Passage for review:
####

The quality of government thus depends critically on trust or social capital. If the government fails to perform certain critical functions—if it cannot, for example, be trusted to protect my property rights, or if it fails to defend my person against criminals or public hazards like toxic wastes—then I will take it into my own hands to secure my own interests. As we saw in the case of Sicily, the Mafia had its origins in the failure of the Bourbon and later the Italian state to do precisely this, which is why individuals began hiring “men of honor” to provide them with private protection. But since the mafiosi were not themselves trustworthy individuals, distrust of government metastasized into distrust of everyone.

A low-trust society constitutes what economists call a collective action problem. Distrust is socially counterproductive, and everyone would be better off if they behaved in a trustworthy manner. But any given individual has no incentive to be the first person not to take a bribe or to pay her taxes. Since distrust feeds on itself, everyone is trapped in what is known as a low-level equilibrium, where everyone is worse off but no one can break out. By contrast, if the government were clean, honest, and competent, then people would be willing to trust it and follow its lead.

Both Greece and southern Italy had governments in the nineteenth and twentieth centuries that were, using the terminology developed in chapter 3, large in scope but weak in strength or capacity. Neither country on entering the modern democratic era inherited an autonomous, Prussian-style bureaucracy. The legitimacy of governments in both countries was tainted by connections to foreigners: both were ruled by external powers prior to the nineteenth century, and even after nominal independence Greece's institutions and political parties were strongly shaped by outside powers. In southern Italy it was a matter of internal colonization, with a northern-dominated central government shaping policy in the South. In both Greece and Italy, the government became an early source of patronage, and then overt clientelism as the systems democratized and shifted to mass political participation.

What was the relationship between these extensive but weak states, on the one hand, and low levels of generalized social trust on the other? The causality would seem to go in both directions. As we have seen, lack of trust in government leads individuals to seek private solutions to the provision of public goods like property rights. This can take a highly pathological form like the Mafia, or it can result simply in families leaning on their own resources as the only source of reliable behavior. The familism that is so pronounced in both societies is to some extent a defensive measure in societies with weak institutional support for extrafamilial trust.

On the other hand, once social distrust becomes culturally embedded, it takes on a life of its own. Cynicism about the government, or expectations that other people are out to take advantage of you, leads to behavior that reinforces these outcomes: you try to avoid paying taxes to a government that you think is corrupt and illegitimate; even if you are not inclined to actively take advantage of strangers, you have little expectation that working with them will lead to any good.

####

Material provided:
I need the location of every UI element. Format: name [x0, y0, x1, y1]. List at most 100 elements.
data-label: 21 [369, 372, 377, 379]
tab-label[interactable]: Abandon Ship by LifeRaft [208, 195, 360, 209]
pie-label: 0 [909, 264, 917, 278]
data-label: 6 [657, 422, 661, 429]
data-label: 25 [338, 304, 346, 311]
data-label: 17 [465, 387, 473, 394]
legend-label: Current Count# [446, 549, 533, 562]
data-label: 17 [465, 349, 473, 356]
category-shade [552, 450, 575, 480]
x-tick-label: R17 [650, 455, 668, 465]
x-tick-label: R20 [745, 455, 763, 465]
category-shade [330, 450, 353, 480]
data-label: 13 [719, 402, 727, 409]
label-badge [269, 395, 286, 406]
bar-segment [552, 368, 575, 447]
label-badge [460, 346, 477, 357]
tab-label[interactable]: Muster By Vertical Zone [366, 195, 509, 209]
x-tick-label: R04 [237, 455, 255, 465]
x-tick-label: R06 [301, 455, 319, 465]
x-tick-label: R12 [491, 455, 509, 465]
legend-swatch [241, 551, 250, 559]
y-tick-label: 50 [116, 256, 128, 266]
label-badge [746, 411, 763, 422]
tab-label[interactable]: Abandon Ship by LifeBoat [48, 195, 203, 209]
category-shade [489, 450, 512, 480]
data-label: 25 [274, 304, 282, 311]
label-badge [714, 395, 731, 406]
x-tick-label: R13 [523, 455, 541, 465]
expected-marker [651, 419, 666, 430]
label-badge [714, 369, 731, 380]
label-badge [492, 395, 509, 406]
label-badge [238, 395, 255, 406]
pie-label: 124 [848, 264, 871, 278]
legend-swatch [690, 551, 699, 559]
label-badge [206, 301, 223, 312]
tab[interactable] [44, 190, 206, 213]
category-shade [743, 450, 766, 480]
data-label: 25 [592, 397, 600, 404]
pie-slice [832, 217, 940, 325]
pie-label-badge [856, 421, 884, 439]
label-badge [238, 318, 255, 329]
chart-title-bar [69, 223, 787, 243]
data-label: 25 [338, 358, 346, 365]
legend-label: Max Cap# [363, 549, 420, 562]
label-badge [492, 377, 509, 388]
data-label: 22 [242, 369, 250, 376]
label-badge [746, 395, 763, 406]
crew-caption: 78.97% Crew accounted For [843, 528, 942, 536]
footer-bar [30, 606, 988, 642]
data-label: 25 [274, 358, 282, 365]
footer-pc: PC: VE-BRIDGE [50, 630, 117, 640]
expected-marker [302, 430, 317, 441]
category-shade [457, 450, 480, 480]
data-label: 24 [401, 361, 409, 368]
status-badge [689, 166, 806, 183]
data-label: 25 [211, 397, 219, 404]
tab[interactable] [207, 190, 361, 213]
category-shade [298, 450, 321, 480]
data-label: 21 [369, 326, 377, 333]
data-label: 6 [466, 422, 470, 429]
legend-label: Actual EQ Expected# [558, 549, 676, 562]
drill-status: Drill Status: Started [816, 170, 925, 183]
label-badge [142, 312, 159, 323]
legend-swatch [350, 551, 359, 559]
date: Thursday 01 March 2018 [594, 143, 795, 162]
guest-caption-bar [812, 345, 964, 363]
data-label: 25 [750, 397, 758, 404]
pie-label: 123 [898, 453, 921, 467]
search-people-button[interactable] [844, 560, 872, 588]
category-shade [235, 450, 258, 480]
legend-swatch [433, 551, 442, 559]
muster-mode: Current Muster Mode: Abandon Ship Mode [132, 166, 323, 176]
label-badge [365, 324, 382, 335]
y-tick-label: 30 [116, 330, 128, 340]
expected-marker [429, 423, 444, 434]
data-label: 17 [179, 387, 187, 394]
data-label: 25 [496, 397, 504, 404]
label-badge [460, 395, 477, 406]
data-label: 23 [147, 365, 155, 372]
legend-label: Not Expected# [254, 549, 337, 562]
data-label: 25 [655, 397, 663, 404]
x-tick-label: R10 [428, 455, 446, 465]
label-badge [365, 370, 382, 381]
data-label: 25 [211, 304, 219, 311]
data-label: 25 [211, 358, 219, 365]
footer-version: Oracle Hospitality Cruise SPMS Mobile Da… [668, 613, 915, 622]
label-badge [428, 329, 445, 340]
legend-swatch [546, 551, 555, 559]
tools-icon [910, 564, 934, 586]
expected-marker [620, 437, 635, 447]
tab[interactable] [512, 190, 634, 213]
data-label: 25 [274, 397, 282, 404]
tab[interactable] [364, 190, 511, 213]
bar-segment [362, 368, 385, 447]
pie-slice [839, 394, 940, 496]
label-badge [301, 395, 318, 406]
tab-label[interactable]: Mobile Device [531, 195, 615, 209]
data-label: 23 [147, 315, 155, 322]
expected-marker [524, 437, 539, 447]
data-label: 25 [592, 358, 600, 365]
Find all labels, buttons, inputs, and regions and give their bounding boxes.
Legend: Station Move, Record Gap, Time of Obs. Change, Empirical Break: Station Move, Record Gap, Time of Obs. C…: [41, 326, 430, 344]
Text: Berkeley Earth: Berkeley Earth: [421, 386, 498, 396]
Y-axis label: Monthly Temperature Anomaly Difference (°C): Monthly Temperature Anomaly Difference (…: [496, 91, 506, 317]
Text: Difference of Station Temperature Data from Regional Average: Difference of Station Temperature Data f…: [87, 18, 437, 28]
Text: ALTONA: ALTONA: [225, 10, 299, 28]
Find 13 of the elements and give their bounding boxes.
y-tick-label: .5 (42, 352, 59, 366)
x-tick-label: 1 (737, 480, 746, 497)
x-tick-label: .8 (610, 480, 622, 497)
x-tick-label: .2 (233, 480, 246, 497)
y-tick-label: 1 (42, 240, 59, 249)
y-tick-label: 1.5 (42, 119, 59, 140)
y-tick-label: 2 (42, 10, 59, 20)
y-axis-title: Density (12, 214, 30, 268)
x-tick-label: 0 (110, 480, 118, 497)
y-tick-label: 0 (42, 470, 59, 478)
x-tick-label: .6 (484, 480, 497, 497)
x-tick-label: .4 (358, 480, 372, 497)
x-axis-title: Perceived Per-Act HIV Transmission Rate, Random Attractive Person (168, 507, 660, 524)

####

Exercise requirements:
1 – Summarize the passage on trust and government in two sentences.
2 – From the passage on trust and government, copy word for word the part starting at "The quality of" and ending at "distrust of everyone.".
The entries have nothing to do with the text.

Answers to the tasks:
1 – When a government fails to protect property and persons, people seek private solutions, from the Mafia in Sicily to relying on family, and a low-trust society becomes a collective action problem where distrust feeds on itself. Greece and southern Italy had states large in scope but weak in capacity, and once distrust becomes culturally embedded it reinforces itself through behavior such as avoiding taxes.

2 –
The quality of government thus depends critically on trust or social capital. If the government fails to perform certain critical functions—if it cannot, for example, be trusted to protect my property rights, or if it fails to defend my person against criminals or public hazards like toxic wastes—then I will take it into my own hands to secure my own interests. As we saw in the case of Sicily, the Mafia had its origins in the failure of the Bourbon and later the Italian state to do precisely this, which is why individuals began hiring “men of honor” to provide them with private protection. But since the mafiosi were not themselves trustworthy individuals, distrust of government metastasized into distrust of everyone.